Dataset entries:
********

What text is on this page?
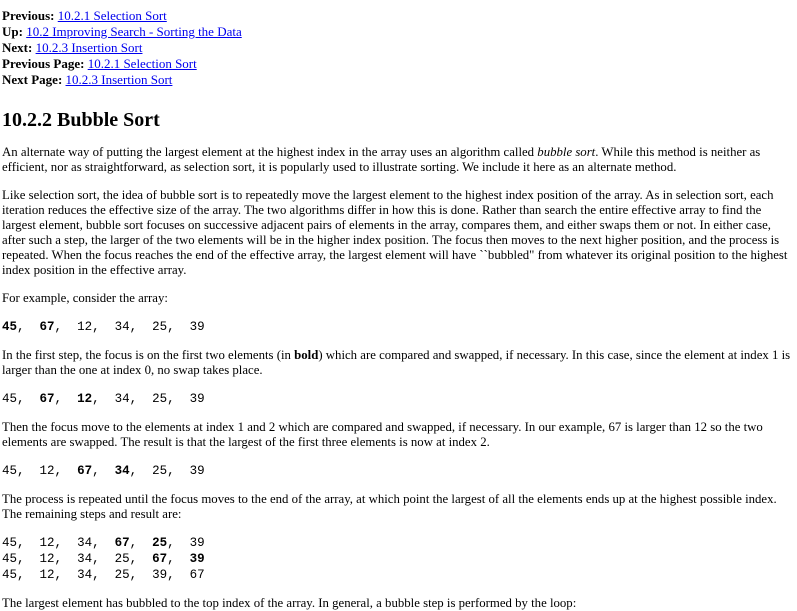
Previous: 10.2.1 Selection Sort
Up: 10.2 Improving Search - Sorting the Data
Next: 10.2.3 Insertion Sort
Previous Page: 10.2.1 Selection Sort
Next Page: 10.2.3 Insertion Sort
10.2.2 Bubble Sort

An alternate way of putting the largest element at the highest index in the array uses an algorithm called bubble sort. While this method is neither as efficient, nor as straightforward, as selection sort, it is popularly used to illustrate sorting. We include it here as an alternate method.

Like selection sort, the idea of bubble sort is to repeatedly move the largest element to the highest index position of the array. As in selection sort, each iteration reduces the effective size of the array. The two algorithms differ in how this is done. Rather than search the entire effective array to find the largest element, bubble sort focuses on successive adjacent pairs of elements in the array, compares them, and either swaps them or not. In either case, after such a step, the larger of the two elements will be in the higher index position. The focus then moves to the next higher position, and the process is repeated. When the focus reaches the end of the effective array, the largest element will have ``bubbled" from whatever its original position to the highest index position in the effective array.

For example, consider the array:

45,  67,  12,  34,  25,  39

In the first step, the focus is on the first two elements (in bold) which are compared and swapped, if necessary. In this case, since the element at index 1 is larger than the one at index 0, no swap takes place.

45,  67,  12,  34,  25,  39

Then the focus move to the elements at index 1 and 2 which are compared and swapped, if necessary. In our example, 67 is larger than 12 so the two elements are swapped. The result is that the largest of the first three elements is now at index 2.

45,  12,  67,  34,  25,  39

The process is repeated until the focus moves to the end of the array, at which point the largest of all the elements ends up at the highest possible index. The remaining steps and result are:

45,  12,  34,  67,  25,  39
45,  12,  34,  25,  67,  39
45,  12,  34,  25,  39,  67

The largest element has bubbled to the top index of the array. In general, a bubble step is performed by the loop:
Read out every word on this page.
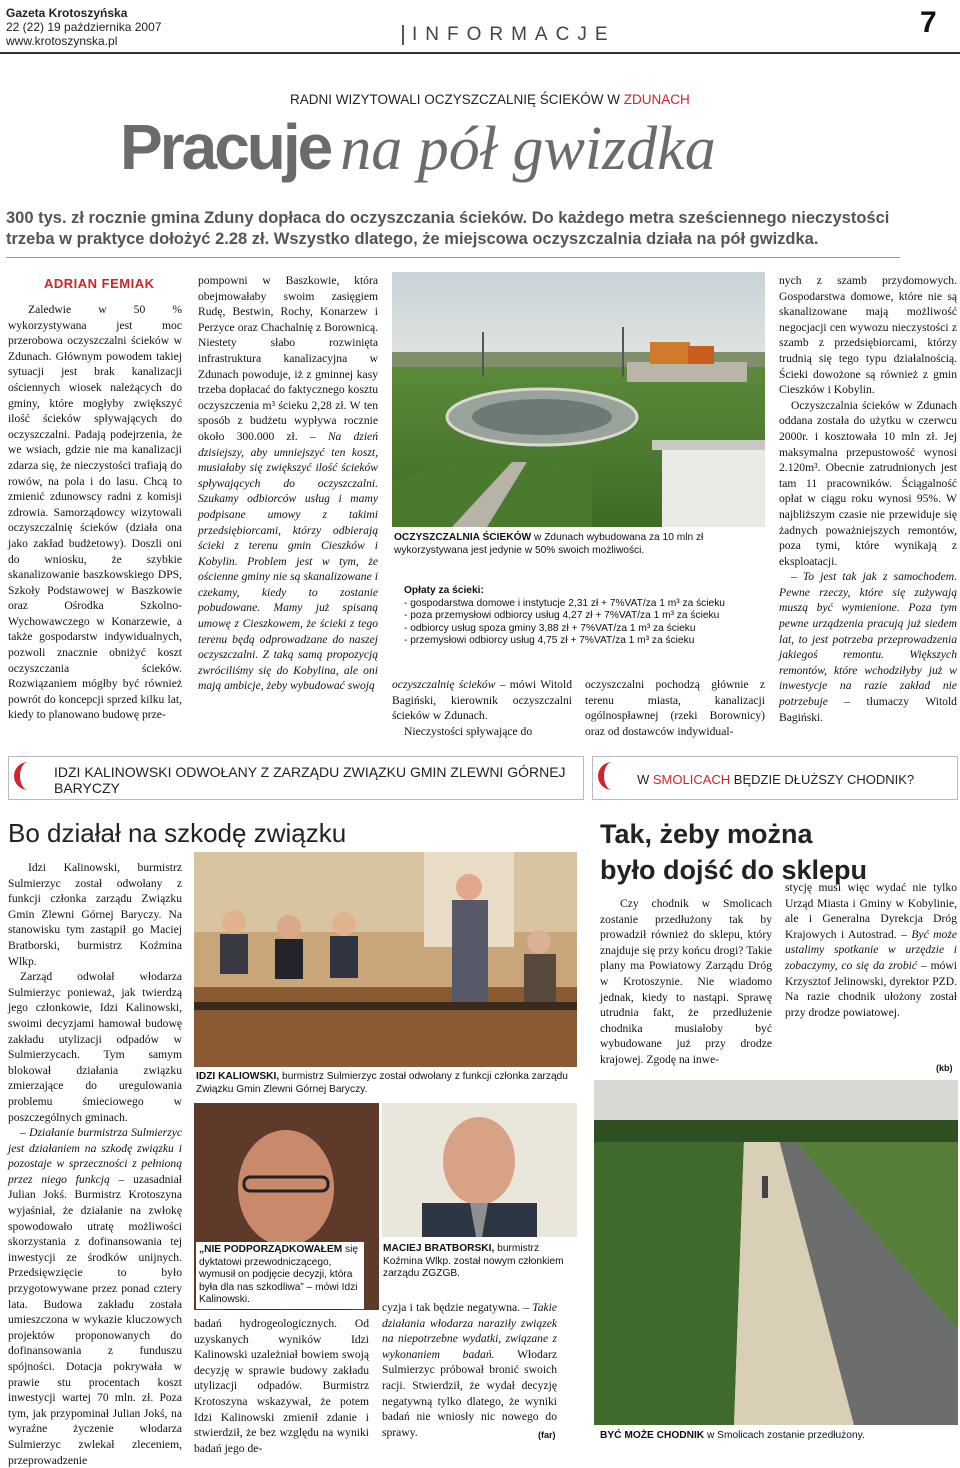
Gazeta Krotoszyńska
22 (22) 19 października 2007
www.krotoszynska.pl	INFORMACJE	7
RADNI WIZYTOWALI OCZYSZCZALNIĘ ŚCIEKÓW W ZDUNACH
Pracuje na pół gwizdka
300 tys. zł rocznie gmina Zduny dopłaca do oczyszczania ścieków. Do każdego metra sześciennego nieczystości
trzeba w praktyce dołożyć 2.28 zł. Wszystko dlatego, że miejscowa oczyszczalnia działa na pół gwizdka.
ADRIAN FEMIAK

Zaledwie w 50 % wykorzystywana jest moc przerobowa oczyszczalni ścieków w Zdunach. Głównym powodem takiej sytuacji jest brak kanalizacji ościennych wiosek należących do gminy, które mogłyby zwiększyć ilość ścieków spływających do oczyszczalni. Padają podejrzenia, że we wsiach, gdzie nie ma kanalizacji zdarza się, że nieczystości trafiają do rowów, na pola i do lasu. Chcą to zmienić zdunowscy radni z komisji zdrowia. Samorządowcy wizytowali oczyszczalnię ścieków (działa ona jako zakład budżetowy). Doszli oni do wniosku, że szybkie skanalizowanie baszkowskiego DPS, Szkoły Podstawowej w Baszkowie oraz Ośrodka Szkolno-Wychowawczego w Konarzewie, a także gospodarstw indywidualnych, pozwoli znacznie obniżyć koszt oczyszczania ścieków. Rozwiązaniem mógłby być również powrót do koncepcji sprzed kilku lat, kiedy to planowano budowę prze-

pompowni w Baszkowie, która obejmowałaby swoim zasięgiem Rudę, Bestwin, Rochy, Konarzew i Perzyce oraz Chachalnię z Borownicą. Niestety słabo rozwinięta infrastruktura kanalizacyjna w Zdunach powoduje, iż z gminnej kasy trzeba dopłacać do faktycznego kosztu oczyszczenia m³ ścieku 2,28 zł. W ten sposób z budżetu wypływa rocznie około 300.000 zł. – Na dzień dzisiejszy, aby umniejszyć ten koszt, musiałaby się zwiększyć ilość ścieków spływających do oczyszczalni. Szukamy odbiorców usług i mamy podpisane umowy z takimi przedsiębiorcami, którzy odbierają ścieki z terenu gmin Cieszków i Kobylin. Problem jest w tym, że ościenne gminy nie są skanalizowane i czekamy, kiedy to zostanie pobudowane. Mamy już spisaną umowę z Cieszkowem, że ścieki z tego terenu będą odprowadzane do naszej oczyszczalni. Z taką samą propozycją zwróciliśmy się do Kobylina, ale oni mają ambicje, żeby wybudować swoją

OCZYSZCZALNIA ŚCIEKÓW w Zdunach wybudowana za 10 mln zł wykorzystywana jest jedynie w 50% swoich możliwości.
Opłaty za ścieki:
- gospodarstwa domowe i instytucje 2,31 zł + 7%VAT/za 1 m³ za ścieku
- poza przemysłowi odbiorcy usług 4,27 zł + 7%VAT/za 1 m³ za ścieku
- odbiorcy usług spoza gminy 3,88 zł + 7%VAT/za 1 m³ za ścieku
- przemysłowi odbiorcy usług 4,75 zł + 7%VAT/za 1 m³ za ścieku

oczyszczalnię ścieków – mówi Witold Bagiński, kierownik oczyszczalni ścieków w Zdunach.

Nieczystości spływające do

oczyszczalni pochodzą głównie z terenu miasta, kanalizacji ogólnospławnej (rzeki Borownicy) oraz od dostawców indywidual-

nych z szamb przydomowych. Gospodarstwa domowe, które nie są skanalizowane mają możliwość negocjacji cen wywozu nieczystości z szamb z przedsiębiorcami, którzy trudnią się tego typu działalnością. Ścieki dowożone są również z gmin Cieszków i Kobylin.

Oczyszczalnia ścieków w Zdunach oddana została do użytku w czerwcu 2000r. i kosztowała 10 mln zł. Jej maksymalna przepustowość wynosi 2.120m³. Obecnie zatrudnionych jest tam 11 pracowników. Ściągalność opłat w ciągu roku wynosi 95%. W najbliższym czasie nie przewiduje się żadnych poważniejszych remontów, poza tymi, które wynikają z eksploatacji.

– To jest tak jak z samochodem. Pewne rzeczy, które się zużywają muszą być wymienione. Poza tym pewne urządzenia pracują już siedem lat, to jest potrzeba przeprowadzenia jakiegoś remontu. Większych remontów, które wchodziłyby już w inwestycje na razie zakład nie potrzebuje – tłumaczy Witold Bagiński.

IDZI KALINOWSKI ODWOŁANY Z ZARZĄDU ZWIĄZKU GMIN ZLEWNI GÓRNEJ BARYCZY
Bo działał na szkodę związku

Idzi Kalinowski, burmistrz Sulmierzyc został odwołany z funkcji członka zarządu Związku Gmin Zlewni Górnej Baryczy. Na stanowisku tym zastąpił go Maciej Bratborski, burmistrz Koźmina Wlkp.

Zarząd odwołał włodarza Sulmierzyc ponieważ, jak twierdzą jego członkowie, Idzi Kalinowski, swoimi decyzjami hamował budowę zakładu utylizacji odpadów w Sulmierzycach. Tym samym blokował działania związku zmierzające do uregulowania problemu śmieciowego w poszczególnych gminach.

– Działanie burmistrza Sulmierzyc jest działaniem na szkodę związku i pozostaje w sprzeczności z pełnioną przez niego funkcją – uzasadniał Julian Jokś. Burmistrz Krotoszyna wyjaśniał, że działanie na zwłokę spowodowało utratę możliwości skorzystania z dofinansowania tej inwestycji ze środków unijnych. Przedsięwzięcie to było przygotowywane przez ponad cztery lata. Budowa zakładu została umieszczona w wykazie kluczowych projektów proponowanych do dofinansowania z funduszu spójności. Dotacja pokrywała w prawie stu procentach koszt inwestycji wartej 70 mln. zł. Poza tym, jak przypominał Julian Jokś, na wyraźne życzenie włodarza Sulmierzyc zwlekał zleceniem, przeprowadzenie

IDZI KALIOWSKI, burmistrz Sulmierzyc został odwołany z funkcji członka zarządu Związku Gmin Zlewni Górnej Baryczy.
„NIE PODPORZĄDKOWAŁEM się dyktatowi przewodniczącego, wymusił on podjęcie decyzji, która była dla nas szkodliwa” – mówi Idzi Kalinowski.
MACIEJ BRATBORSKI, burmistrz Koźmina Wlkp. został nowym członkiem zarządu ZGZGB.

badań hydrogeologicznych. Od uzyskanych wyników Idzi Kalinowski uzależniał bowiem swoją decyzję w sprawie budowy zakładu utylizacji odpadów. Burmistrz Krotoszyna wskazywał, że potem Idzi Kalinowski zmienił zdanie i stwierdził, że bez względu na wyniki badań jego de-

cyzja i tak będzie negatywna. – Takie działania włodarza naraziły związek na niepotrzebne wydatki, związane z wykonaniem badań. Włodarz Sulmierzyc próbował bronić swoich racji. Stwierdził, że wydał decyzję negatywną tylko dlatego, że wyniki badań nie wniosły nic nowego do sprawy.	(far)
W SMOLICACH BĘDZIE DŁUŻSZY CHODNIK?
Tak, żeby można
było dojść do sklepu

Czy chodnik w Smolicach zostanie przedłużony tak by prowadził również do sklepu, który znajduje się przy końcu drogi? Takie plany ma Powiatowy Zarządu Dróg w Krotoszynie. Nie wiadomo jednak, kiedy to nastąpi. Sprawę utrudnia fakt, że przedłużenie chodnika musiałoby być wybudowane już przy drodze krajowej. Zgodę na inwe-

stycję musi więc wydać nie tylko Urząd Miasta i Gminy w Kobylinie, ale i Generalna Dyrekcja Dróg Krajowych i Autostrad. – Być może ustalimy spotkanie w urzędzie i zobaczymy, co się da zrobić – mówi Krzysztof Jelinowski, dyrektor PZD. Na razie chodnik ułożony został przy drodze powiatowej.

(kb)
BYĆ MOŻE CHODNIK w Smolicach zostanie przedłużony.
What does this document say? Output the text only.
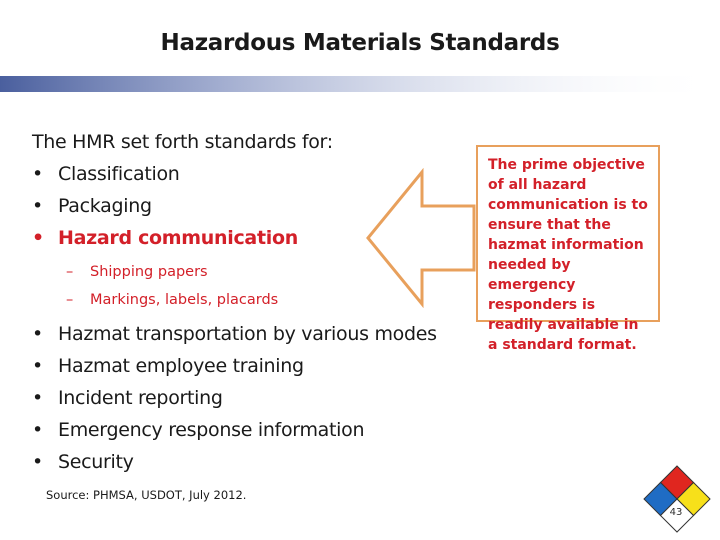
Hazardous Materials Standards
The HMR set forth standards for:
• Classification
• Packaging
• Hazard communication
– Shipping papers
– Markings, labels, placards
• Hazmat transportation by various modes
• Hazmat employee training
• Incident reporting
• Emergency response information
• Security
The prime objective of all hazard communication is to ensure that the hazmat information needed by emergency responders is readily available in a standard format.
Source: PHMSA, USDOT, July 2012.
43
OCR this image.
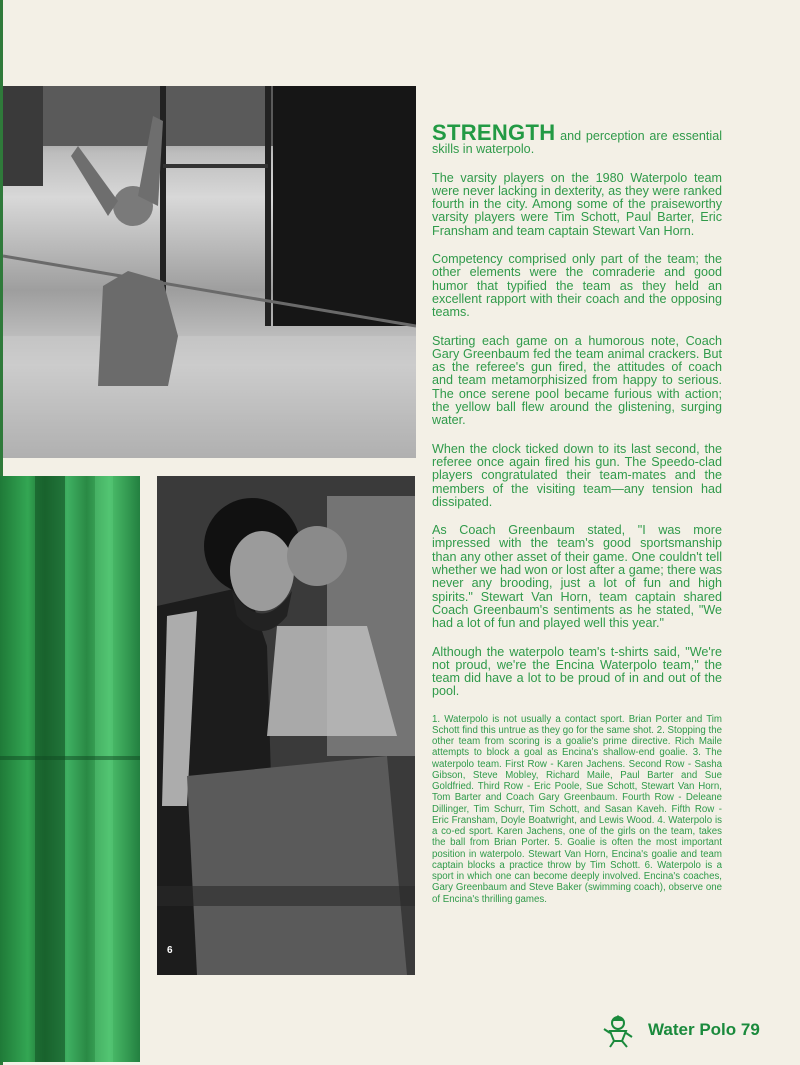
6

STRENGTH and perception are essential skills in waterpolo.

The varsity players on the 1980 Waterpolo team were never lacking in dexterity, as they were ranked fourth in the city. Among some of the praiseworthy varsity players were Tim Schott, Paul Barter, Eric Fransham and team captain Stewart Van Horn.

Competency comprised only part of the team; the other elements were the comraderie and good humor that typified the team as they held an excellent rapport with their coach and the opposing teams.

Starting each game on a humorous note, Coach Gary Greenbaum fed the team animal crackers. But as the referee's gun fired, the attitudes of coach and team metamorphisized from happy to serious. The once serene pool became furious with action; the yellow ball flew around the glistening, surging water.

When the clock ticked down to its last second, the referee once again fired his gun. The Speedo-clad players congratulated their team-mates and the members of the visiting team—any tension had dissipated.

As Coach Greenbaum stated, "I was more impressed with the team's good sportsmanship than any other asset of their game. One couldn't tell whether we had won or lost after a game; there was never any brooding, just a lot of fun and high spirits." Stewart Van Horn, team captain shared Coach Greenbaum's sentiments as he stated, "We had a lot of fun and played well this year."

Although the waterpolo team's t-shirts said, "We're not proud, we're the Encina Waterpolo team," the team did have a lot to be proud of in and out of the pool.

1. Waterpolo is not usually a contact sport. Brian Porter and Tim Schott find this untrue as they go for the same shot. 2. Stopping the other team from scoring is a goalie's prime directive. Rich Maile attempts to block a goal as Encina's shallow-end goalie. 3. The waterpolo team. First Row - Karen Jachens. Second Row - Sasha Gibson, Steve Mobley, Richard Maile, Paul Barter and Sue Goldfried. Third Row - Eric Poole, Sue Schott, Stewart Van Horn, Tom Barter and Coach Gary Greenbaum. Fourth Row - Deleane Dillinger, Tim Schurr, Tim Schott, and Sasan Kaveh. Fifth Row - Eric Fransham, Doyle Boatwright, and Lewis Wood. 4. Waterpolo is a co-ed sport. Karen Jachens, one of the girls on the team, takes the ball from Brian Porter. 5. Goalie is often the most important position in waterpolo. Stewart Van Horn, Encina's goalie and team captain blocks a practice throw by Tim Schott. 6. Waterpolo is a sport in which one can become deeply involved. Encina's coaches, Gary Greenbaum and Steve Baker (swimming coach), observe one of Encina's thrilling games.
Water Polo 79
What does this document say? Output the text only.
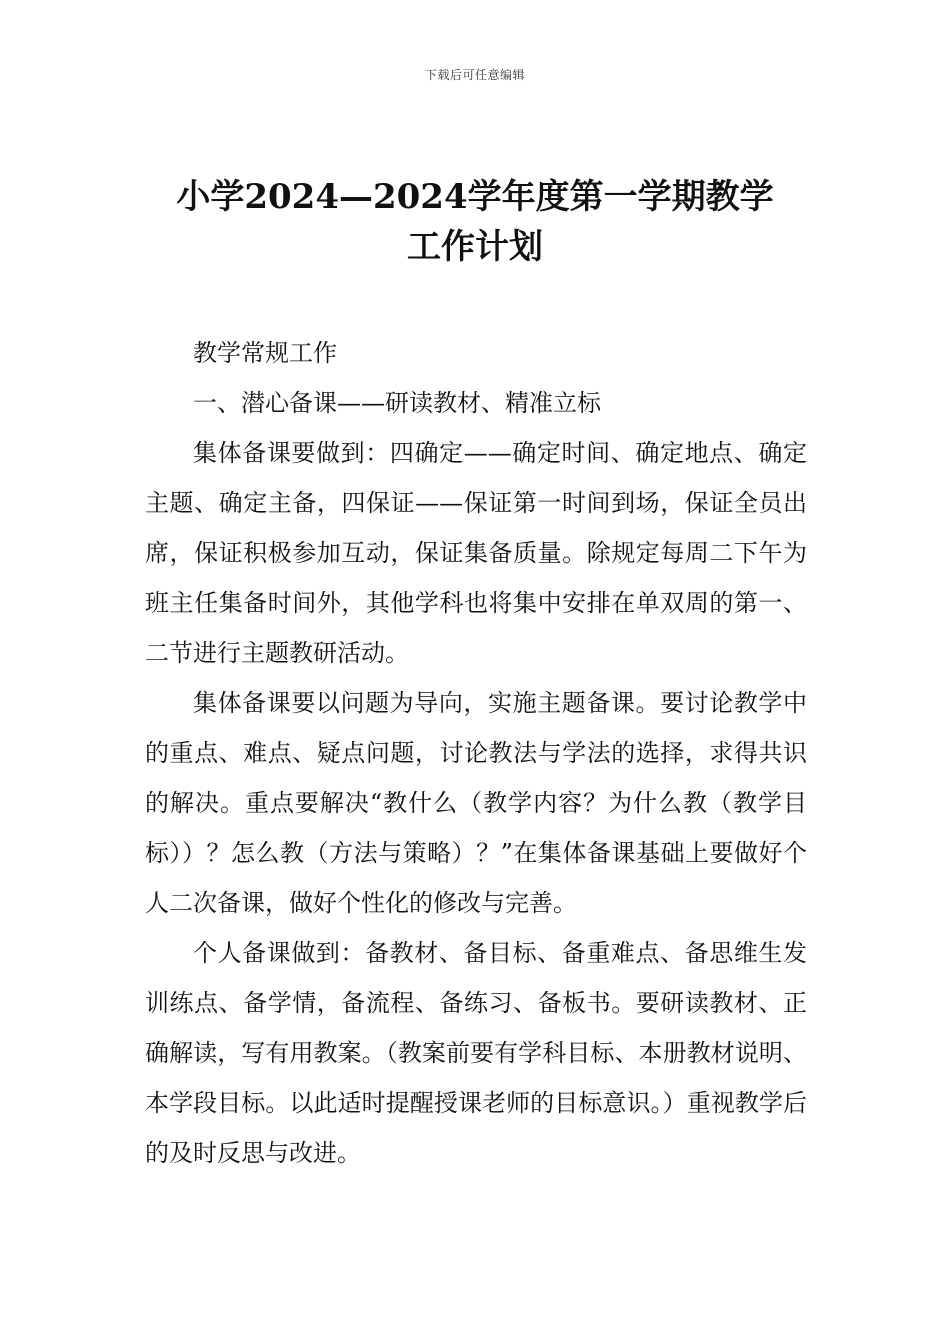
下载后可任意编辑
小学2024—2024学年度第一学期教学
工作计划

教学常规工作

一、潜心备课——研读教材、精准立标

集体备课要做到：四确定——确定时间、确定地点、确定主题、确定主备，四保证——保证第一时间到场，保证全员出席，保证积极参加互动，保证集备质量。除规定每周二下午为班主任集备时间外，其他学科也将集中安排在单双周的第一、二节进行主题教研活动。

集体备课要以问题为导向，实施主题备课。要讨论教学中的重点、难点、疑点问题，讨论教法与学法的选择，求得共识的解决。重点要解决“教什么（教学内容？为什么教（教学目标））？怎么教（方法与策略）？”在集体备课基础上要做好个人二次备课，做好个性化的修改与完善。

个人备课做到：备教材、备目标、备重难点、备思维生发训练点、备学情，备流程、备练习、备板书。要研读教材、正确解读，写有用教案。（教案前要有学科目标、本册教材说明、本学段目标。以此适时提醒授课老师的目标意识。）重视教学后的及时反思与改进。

********

» **What is expected**
Of the lines in this data, how many contain "domowe"? Reply with only the number.

» **Exercise response**
2